:: Exercise materials ::

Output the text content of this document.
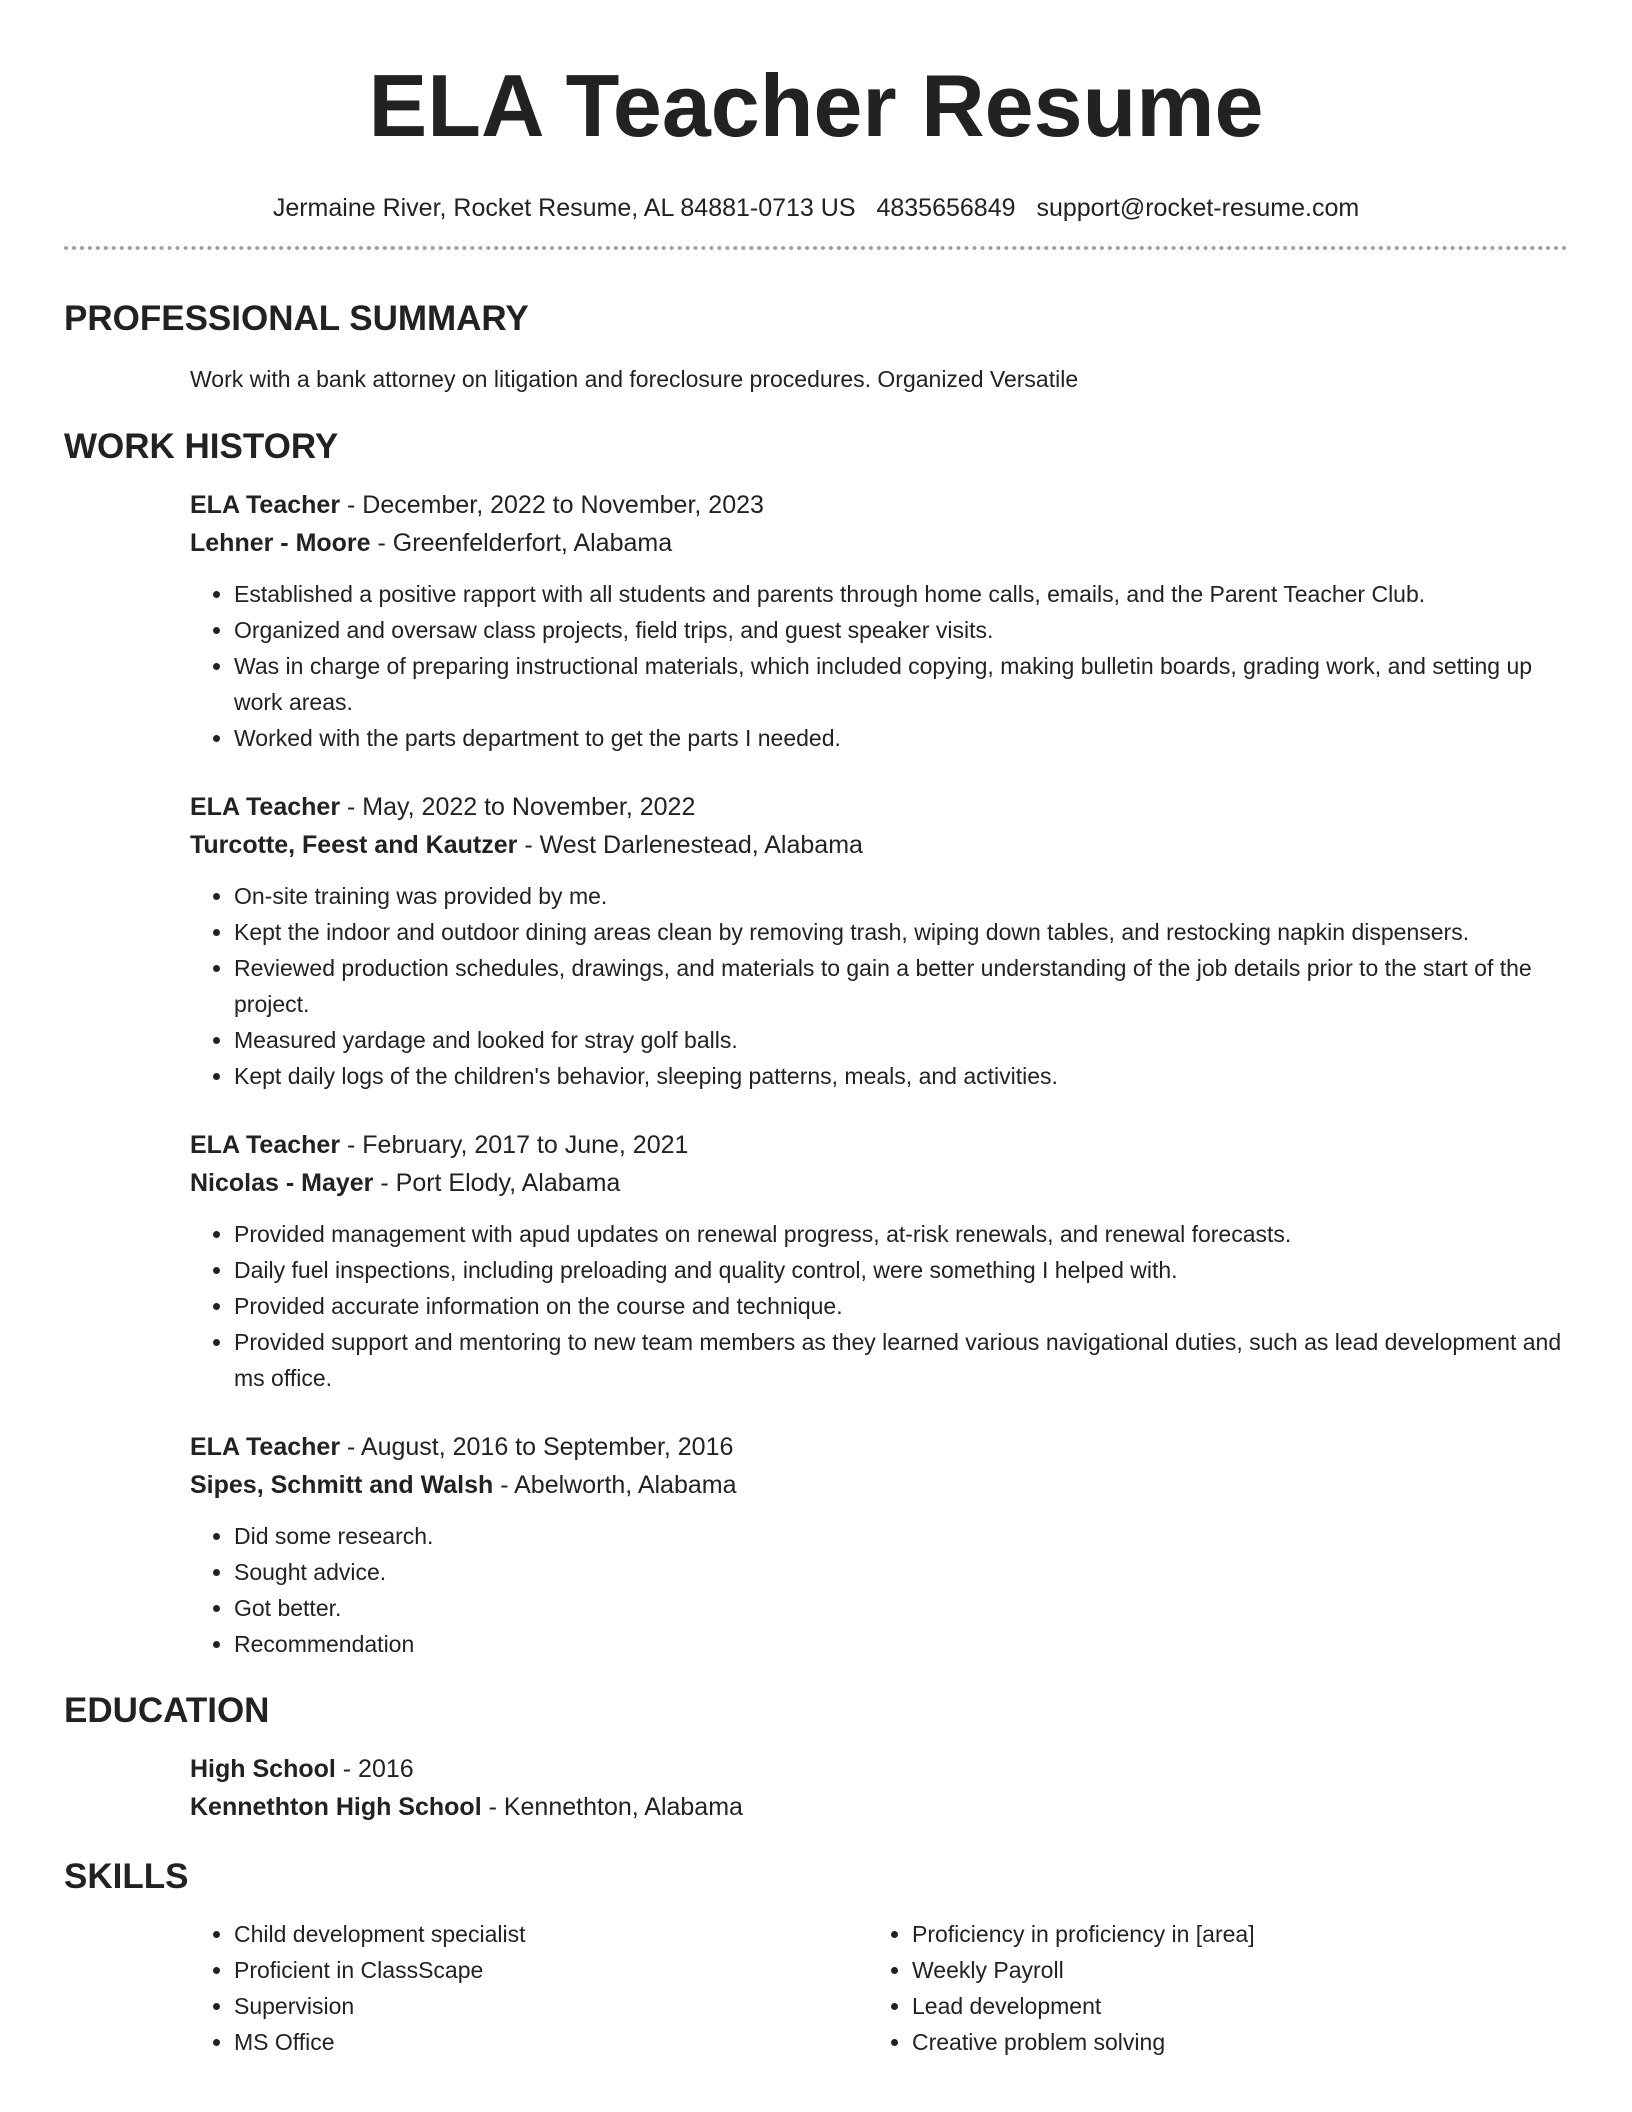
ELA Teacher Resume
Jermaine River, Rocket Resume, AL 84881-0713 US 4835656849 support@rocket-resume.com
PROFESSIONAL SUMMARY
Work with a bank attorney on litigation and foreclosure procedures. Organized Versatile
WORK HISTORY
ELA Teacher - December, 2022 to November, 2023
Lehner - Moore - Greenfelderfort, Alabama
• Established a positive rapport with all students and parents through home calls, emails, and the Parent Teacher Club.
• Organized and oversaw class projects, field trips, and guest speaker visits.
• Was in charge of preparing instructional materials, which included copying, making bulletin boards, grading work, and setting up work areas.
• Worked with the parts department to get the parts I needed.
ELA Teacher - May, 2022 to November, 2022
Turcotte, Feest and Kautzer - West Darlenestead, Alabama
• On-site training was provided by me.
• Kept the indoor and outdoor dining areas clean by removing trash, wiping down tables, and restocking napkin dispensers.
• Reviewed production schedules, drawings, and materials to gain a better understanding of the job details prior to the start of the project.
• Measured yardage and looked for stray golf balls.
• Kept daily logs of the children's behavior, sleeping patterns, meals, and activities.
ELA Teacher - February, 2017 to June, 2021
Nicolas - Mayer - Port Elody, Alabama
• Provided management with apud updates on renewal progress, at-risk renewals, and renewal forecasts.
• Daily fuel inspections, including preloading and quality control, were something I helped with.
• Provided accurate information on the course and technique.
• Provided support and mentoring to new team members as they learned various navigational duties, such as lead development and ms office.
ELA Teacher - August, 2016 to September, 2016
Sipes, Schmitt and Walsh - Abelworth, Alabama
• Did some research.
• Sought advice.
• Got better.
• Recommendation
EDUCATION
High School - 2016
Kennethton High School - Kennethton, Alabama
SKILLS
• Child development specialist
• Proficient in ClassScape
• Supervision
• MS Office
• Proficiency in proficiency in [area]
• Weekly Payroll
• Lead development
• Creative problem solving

:::

Transcribe each entry precisely as given, leaving the pictures out.

▶ **Result**:
Output the text content of this document.
ELA Teacher Resume
Jermaine River, Rocket Resume, AL 84881-0713 US 4835656849 support@rocket-resume.com
PROFESSIONAL SUMMARY
Work with a bank attorney on litigation and foreclosure procedures. Organized Versatile
WORK HISTORY
ELA Teacher - December, 2022 to November, 2023
Lehner - Moore - Greenfelderfort, Alabama
• Established a positive rapport with all students and parents through home calls, emails, and the Parent Teacher Club.
• Organized and oversaw class projects, field trips, and guest speaker visits.
• Was in charge of preparing instructional materials, which included copying, making bulletin boards, grading work, and setting up work areas.
• Worked with the parts department to get the parts I needed.
ELA Teacher - May, 2022 to November, 2022
Turcotte, Feest and Kautzer - West Darlenestead, Alabama
• On-site training was provided by me.
• Kept the indoor and outdoor dining areas clean by removing trash, wiping down tables, and restocking napkin dispensers.
• Reviewed production schedules, drawings, and materials to gain a better understanding of the job details prior to the start of the project.
• Measured yardage and looked for stray golf balls.
• Kept daily logs of the children's behavior, sleeping patterns, meals, and activities.
ELA Teacher - February, 2017 to June, 2021
Nicolas - Mayer - Port Elody, Alabama
• Provided management with apud updates on renewal progress, at-risk renewals, and renewal forecasts.
• Daily fuel inspections, including preloading and quality control, were something I helped with.
• Provided accurate information on the course and technique.
• Provided support and mentoring to new team members as they learned various navigational duties, such as lead development and ms office.
ELA Teacher - August, 2016 to September, 2016
Sipes, Schmitt and Walsh - Abelworth, Alabama
• Did some research.
• Sought advice.
• Got better.
• Recommendation
EDUCATION
High School - 2016
Kennethton High School - Kennethton, Alabama
SKILLS
• Child development specialist
• Proficient in ClassScape
• Supervision
• MS Office
• Proficiency in proficiency in [area]
• Weekly Payroll
• Lead development
• Creative problem solving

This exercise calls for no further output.